## Do this
Print the entire listing. Each line must match the original exactly.

··· Provided entries ···

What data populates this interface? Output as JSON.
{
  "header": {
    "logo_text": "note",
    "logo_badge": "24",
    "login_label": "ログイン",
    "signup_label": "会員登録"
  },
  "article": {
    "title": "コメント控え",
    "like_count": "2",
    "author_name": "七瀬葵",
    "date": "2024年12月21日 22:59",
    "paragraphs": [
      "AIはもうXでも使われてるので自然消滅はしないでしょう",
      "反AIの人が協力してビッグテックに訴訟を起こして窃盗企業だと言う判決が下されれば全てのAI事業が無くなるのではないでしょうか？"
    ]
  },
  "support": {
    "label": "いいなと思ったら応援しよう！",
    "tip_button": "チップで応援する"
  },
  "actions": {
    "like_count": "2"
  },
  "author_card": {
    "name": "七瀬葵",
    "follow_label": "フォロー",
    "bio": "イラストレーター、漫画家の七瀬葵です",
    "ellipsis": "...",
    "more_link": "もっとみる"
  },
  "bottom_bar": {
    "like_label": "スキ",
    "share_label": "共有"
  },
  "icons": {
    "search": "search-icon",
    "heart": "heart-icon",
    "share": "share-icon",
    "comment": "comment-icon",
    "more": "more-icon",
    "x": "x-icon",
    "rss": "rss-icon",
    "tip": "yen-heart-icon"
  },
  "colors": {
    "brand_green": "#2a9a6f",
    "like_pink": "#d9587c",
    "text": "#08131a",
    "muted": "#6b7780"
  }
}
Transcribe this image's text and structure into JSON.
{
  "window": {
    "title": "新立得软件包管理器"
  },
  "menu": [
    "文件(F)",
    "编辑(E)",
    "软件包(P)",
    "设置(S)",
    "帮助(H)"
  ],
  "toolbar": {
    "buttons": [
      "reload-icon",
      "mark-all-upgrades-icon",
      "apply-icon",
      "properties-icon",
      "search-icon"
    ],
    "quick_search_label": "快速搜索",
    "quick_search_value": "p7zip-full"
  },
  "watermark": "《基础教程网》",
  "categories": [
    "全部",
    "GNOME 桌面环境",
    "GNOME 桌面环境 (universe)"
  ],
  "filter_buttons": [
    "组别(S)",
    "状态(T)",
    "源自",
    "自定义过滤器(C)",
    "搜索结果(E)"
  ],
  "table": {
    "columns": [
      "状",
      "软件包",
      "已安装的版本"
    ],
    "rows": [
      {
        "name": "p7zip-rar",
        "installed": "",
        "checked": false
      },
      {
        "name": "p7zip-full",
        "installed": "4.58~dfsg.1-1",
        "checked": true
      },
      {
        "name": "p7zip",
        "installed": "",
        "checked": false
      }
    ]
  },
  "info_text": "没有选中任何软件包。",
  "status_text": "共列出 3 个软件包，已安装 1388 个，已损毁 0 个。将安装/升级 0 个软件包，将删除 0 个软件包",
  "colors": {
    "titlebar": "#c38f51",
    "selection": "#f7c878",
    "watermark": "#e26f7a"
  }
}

···

## Written answer
What data populates this interface? Output as JSON.
{
  "header": {
    "logo_text": "note",
    "logo_badge": "24",
    "login_label": "ログイン",
    "signup_label": "会員登録"
  },
  "article": {
    "title": "コメント控え",
    "like_count": "2",
    "author_name": "七瀬葵",
    "date": "2024年12月21日 22:59",
    "paragraphs": [
      "AIはもうXでも使われてるので自然消滅はしないでしょう",
      "反AIの人が協力してビッグテックに訴訟を起こして窃盗企業だと言う判決が下されれば全てのAI事業が無くなるのではないでしょうか？"
    ]
  },
  "support": {
    "label": "いいなと思ったら応援しよう！",
    "tip_button": "チップで応援する"
  },
  "actions": {
    "like_count": "2"
  },
  "author_card": {
    "name": "七瀬葵",
    "follow_label": "フォロー",
    "bio": "イラストレーター、漫画家の七瀬葵です",
    "ellipsis": "...",
    "more_link": "もっとみる"
  },
  "bottom_bar": {
    "like_label": "スキ",
    "share_label": "共有"
  },
  "icons": {
    "search": "search-icon",
    "heart": "heart-icon",
    "share": "share-icon",
    "comment": "comment-icon",
    "more": "more-icon",
    "x": "x-icon",
    "rss": "rss-icon",
    "tip": "yen-heart-icon"
  },
  "colors": {
    "brand_green": "#2a9a6f",
    "like_pink": "#d9587c",
    "text": "#08131a",
    "muted": "#6b7780"
  }
}
Transcribe this image's text and structure into JSON.
{
  "window": {
    "title": "新立得软件包管理器"
  },
  "menu": [
    "文件(F)",
    "编辑(E)",
    "软件包(P)",
    "设置(S)",
    "帮助(H)"
  ],
  "toolbar": {
    "buttons": [
      "reload-icon",
      "mark-all-upgrades-icon",
      "apply-icon",
      "properties-icon",
      "search-icon"
    ],
    "quick_search_label": "快速搜索",
    "quick_search_value": "p7zip-full"
  },
  "watermark": "《基础教程网》",
  "categories": [
    "全部",
    "GNOME 桌面环境",
    "GNOME 桌面环境 (universe)"
  ],
  "filter_buttons": [
    "组别(S)",
    "状态(T)",
    "源自",
    "自定义过滤器(C)",
    "搜索结果(E)"
  ],
  "table": {
    "columns": [
      "状",
      "软件包",
      "已安装的版本"
    ],
    "rows": [
      {
        "name": "p7zip-rar",
        "installed": "",
        "checked": false
      },
      {
        "name": "p7zip-full",
        "installed": "4.58~dfsg.1-1",
        "checked": true
      },
      {
        "name": "p7zip",
        "installed": "",
        "checked": false
      }
    ]
  },
  "info_text": "没有选中任何软件包。",
  "status_text": "共列出 3 个软件包，已安装 1388 个，已损毁 0 个。将安装/升级 0 个软件包，将删除 0 个软件包",
  "colors": {
    "titlebar": "#c38f51",
    "selection": "#f7c878",
    "watermark": "#e26f7a"
  }
}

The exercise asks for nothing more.